→ **Document**
[start]

# I took a blind leap!!



## Nacracer (Oct 27, 2005)

Man, I just purchased the complete Red group for my racing bike and have never even tried the shifters. I'm coming from 15 years on Campy, but want something different. I would luv to hear thoughts from ex-campy fans.


----------



## Mark H (Dec 12, 2007)

I've never ridden Campy, made the leap from Shimano, but I can't wait for a honest comparison between the two.


----------



## ghammer (May 21, 2003)

i come from campy to sram. i still have campy on my 2 other bikes, and love campy just the same. recently i rode a friend's bike that has the new style levers - very good.

both share the mechanical feedback that campy lovers like. some folks like the smooth/mushy shimano feel, but i don't. i like mechanical stuff to feel...mechanical. the throw is longer on sram, but not a dealbreaker. i tried red too, it's closer to campy than rival/force as the clicks are shorter. once the setup is tuned and ready, it rtarely goes out of tune. parts on sram are VERY sturdy and have serious longevity, another plus that campyphiles enjoy. parts are less expensive as well, my rival levers have 20,000kms+ and still shift crisp. what i do like about the sram levers is that shifting from the drops is slightly better than with campy - not that campy is bad, but it takes a slight less effort to clik-click-click the gears. what i don't like about sram is that the chain is LOUD. i installed a campy chain instead (with sram connect link),and the whole drivetrain shutup. from zzzz to a very quiet purr. also, the sram rival (polished, not the new black finish) lost its shine from heavy usage. it actually looks pretty beaten up, both lever blades have "rival" logo polished off, and the crank's logos are gone, too. but the functionalituy has not changed, everything works fine, very race-ready and generally lighter, although weight is not an issue for me. i abuse equipment and need things to last, and on that account both brands shine.

now, if i had the money, would I buy red? YES. would i buy super record? YES.

so don't make me choose. comparing both brands is an exercise in torture. to complement this assessment, i also saw and tried the new dura ace. VERY nice. very pretty too, the parts ooze sexiness, but it works just like the previous version. also, the whole grouppo has this cylon look that although captivating, it doesn't seal the deal for me.

i'm a partisan hack, what can i say. sram and campy are very very good for the money.


----------



## Mark H (Dec 12, 2007)

ghammer said:


> i come from campy to sram. i still have campy on my 2 other bikes, and love campy just the same. recently i rode a friend's bike that has the new style levers - very good.

[end]

→ **Task**
Copy the passage of the shifter thread above from "so don't make" to "for the money.", keeping every word and character unchanged.

→ **Records from a data source**

[start]

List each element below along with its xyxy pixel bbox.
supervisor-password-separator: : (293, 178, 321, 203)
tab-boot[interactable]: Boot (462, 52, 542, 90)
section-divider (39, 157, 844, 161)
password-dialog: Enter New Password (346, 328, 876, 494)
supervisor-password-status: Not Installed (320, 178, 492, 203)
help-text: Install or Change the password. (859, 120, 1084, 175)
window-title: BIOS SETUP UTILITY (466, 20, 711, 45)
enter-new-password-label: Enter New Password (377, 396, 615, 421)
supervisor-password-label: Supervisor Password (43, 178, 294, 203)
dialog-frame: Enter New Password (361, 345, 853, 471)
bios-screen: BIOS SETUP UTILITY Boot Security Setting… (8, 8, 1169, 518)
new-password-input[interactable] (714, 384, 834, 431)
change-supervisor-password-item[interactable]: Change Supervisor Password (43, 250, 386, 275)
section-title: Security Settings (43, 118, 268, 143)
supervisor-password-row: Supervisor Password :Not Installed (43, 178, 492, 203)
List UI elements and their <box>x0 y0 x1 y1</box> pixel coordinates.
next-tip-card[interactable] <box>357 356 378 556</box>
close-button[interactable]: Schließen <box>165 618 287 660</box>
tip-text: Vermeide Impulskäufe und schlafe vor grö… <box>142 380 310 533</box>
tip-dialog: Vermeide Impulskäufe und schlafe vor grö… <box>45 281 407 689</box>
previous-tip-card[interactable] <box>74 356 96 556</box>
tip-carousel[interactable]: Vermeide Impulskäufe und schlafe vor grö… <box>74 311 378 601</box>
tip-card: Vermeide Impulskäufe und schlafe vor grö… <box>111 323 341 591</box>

[end]
[start]

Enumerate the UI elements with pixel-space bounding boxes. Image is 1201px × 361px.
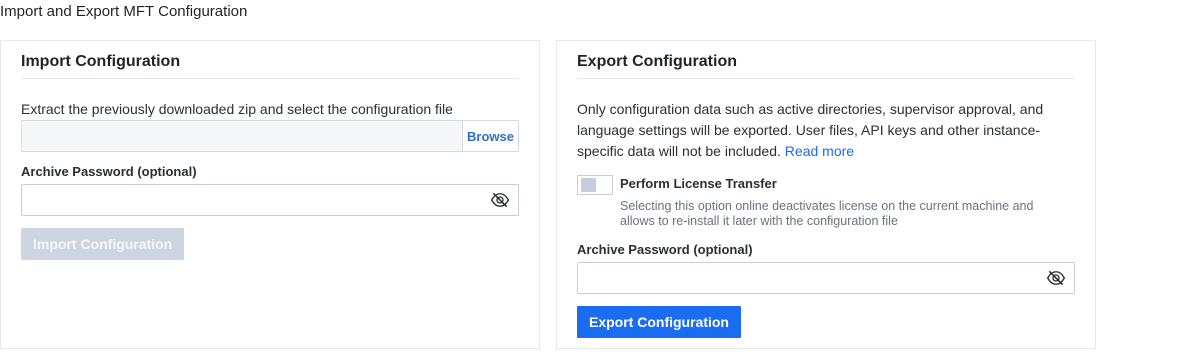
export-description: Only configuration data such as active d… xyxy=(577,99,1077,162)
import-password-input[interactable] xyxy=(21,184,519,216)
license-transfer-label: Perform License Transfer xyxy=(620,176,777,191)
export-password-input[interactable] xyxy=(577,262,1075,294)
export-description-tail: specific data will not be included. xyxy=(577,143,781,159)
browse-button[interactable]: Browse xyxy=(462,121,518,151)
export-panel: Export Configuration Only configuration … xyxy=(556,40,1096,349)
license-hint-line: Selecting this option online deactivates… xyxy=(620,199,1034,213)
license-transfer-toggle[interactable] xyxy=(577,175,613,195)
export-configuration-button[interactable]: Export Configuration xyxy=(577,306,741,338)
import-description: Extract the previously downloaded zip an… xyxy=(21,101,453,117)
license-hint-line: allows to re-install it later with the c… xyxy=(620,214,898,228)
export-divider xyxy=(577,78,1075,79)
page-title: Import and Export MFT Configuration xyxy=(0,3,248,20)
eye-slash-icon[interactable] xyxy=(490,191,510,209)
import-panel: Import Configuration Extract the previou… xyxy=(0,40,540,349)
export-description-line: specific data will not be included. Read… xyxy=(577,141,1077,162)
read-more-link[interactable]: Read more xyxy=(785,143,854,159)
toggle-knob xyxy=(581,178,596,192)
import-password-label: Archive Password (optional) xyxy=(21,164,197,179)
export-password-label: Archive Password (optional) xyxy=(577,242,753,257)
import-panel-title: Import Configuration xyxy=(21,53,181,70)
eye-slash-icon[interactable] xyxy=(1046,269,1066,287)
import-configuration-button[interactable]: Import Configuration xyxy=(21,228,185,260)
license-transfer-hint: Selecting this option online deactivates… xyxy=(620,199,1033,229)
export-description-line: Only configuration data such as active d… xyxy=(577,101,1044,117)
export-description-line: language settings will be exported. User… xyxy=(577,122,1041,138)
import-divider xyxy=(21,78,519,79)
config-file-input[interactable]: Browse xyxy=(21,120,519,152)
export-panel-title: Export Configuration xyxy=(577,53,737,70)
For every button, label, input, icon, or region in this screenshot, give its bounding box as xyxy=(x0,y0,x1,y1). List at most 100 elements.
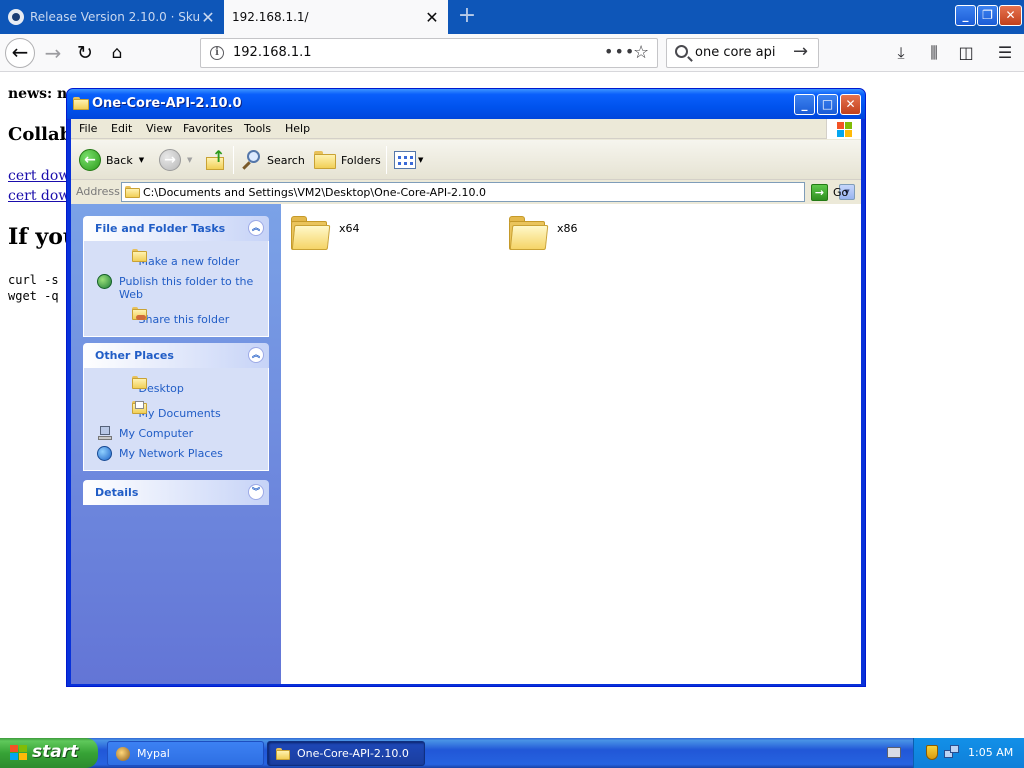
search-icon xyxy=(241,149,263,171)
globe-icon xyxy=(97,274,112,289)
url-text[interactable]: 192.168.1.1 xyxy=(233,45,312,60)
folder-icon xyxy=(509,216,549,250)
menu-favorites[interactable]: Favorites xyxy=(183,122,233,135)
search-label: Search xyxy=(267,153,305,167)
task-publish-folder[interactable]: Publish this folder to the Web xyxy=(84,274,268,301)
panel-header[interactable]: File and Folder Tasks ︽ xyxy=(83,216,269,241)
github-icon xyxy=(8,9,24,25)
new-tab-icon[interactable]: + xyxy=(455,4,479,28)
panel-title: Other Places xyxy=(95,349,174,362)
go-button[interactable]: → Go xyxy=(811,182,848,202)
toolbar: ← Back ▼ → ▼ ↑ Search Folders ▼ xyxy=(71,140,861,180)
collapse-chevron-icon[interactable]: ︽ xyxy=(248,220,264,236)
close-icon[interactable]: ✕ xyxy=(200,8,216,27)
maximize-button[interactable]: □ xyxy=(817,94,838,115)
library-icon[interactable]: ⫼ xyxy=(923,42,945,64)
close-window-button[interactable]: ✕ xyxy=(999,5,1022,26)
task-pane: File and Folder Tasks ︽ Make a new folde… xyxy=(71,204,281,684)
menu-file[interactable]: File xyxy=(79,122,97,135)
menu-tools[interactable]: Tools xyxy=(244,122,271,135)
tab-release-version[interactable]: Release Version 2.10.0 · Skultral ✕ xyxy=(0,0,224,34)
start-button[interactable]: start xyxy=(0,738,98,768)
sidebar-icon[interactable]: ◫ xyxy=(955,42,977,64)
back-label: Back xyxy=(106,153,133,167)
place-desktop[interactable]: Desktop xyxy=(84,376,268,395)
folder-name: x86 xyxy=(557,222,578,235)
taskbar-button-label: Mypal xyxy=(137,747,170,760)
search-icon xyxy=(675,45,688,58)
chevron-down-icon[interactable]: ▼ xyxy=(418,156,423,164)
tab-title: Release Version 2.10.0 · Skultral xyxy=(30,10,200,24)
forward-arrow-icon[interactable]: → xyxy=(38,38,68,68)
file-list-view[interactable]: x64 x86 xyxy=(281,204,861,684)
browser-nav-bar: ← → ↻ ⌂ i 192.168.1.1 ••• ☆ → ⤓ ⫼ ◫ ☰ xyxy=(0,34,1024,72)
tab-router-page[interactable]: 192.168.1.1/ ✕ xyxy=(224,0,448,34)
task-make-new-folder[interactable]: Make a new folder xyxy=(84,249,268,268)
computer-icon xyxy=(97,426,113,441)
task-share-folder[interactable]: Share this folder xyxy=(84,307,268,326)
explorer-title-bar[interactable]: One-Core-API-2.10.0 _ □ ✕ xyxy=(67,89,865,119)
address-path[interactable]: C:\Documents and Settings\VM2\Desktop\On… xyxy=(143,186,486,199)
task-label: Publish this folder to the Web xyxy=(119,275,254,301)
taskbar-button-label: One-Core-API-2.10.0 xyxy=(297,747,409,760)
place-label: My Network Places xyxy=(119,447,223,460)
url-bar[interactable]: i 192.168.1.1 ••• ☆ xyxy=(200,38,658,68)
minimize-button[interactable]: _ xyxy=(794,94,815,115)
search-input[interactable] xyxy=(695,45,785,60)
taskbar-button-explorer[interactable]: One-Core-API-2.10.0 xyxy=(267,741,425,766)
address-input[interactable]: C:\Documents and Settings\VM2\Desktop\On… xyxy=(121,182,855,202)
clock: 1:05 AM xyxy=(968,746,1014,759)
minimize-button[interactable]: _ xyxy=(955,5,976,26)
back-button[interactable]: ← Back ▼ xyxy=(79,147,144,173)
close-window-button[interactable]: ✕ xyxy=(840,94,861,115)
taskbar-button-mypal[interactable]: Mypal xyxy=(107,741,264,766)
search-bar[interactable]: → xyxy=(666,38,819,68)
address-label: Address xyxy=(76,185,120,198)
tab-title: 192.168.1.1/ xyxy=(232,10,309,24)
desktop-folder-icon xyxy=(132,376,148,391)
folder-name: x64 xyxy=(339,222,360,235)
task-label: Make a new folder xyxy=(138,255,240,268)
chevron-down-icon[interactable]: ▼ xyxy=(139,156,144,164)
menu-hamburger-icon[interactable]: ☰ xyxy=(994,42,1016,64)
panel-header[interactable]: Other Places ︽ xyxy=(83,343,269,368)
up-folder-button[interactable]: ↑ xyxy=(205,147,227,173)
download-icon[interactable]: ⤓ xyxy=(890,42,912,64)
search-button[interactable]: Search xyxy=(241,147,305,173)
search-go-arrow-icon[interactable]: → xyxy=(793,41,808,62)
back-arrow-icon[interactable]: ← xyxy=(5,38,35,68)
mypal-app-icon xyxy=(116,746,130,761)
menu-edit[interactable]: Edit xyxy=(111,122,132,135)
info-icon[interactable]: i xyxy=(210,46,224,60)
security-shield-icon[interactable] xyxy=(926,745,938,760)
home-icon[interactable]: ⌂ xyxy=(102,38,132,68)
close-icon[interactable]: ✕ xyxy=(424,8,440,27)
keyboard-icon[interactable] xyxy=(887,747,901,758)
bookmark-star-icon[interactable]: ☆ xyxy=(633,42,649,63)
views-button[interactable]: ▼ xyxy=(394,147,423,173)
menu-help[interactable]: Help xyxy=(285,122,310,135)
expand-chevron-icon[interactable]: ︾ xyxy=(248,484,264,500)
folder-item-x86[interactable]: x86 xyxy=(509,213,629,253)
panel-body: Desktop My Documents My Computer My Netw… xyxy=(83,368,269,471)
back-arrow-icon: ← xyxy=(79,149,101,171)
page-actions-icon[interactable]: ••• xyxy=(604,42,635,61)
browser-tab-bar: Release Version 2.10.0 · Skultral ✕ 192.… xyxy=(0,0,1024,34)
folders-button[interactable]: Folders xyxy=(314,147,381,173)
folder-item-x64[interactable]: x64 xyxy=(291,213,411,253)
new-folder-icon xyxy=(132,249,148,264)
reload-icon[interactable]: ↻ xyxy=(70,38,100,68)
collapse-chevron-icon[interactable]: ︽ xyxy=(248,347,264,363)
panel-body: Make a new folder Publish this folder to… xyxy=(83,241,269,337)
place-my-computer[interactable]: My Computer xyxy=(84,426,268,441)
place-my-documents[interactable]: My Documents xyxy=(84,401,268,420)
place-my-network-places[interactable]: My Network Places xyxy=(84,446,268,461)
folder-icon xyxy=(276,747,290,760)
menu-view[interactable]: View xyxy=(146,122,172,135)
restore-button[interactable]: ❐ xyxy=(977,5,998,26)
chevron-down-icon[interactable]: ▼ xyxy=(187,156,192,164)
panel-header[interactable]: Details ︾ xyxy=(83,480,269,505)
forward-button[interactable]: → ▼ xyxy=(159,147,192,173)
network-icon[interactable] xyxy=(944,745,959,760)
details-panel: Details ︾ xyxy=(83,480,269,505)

[end]

→ **Response**
so don't make me choose. comparing both brands is an exercise in torture. to complement this assessment, i also saw and tried the new dura ace. VERY nice. very pretty too, the parts ooze sexiness, but it works just like the previous version. also, the whole grouppo has this cylon look that although captivating, it doesn't seal the deal for me.

i'm a partisan hack, what can i say. sram and campy are very very good for the money.